• **DATA IN THIS EXERCISE**:

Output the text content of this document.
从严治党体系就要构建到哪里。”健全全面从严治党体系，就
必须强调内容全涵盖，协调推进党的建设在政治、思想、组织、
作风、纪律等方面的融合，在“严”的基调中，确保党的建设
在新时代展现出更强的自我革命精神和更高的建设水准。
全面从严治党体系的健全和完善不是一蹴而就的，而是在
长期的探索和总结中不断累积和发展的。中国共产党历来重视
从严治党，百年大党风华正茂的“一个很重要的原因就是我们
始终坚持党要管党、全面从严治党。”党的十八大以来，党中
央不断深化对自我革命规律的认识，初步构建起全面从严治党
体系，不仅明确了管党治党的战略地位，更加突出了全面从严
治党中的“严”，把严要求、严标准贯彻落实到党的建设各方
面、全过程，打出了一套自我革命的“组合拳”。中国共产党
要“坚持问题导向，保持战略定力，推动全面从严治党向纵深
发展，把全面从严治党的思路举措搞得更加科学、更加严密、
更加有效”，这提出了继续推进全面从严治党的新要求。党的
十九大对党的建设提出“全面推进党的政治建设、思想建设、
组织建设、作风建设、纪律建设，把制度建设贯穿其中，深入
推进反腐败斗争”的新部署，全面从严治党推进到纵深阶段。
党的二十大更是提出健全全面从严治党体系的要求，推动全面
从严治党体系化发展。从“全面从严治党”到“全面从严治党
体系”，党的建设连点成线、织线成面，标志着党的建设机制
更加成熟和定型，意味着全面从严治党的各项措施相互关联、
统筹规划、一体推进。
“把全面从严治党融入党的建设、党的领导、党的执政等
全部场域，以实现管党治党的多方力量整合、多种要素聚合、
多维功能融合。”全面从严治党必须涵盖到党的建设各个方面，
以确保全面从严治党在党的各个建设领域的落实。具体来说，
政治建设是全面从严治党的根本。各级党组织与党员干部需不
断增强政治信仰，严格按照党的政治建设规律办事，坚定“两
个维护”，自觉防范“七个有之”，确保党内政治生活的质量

• **EXERCISE OBJECTIVE**: Copy out all of the records shown above exactly.

• **WORKED ANSWER**:
Output the text content of this document.
从严治党体系就要构建到哪里。”健全全面从严治党体系，就
必须强调内容全涵盖，协调推进党的建设在政治、思想、组织、
作风、纪律等方面的融合，在“严”的基调中，确保党的建设
在新时代展现出更强的自我革命精神和更高的建设水准。
全面从严治党体系的健全和完善不是一蹴而就的，而是在
长期的探索和总结中不断累积和发展的。中国共产党历来重视
从严治党，百年大党风华正茂的“一个很重要的原因就是我们
始终坚持党要管党、全面从严治党。”党的十八大以来，党中
央不断深化对自我革命规律的认识，初步构建起全面从严治党
体系，不仅明确了管党治党的战略地位，更加突出了全面从严
治党中的“严”，把严要求、严标准贯彻落实到党的建设各方
面、全过程，打出了一套自我革命的“组合拳”。中国共产党
要“坚持问题导向，保持战略定力，推动全面从严治党向纵深
发展，把全面从严治党的思路举措搞得更加科学、更加严密、
更加有效”，这提出了继续推进全面从严治党的新要求。党的
十九大对党的建设提出“全面推进党的政治建设、思想建设、
组织建设、作风建设、纪律建设，把制度建设贯穿其中，深入
推进反腐败斗争”的新部署，全面从严治党推进到纵深阶段。
党的二十大更是提出健全全面从严治党体系的要求，推动全面
从严治党体系化发展。从“全面从严治党”到“全面从严治党
体系”，党的建设连点成线、织线成面，标志着党的建设机制
更加成熟和定型，意味着全面从严治党的各项措施相互关联、
统筹规划、一体推进。
“把全面从严治党融入党的建设、党的领导、党的执政等
全部场域，以实现管党治党的多方力量整合、多种要素聚合、
多维功能融合。”全面从严治党必须涵盖到党的建设各个方面，
以确保全面从严治党在党的各个建设领域的落实。具体来说，
政治建设是全面从严治党的根本。各级党组织与党员干部需不
断增强政治信仰，严格按照党的政治建设规律办事，坚定“两
个维护”，自觉防范“七个有之”，确保党内政治生活的质量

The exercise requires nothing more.